* TASK BRIEF: Below are some records. Pull every line that contains the word "сердце".

* TASK DATA:

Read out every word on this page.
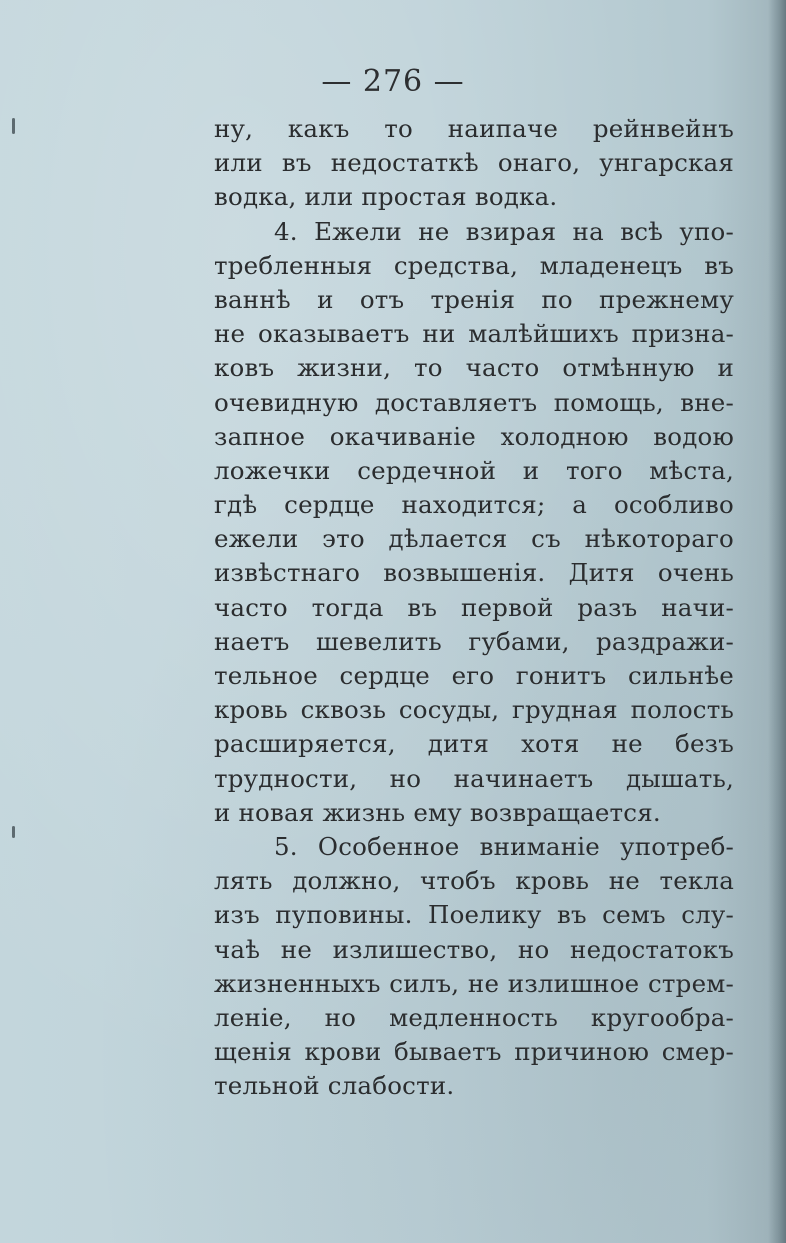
— 276 —
ну, какъ то наипаче рейнвейнъ
или въ недостаткѣ онаго, унгарская
водка, или простая водка.
4. Ежели не взирая на всѣ упо-
требленныя средства, младенецъ въ
ваннѣ и отъ тренія по прежнему
не оказываетъ ни малѣйшихъ призна-
ковъ жизни, то часто отмѣнную и
очевидную доставляетъ помощь, вне-
запное окачиваніе холодною водою
ложечки сердечной и того мѣста,
гдѣ сердце находится; а особливо
ежели это дѣлается съ нѣкотораго
извѣстнаго возвышенія. Дитя очень
часто тогда въ первой разъ начи-
наетъ шевелить губами, раздражи-
тельное сердце его гонитъ сильнѣе
кровь сквозь сосуды, грудная полость
расширяется, дитя хотя не безъ
трудности, но начинаетъ дышать,
и новая жизнь ему возвращается.
5. Особенное вниманіе употреб-
лять должно, чтобъ кровь не текла
изъ пуповины. Поелику въ семъ слу-
чаѣ не излишество, но недостатокъ
жизненныхъ силъ, не излишное стрем-
леніе, но медленность кругообра-
щенія крови бываетъ причиною смер-
тельной слабости.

* EXPECTED ANSWER:
гдѣ сердце находится; а особливо
тельное сердце его гонитъ сильнѣе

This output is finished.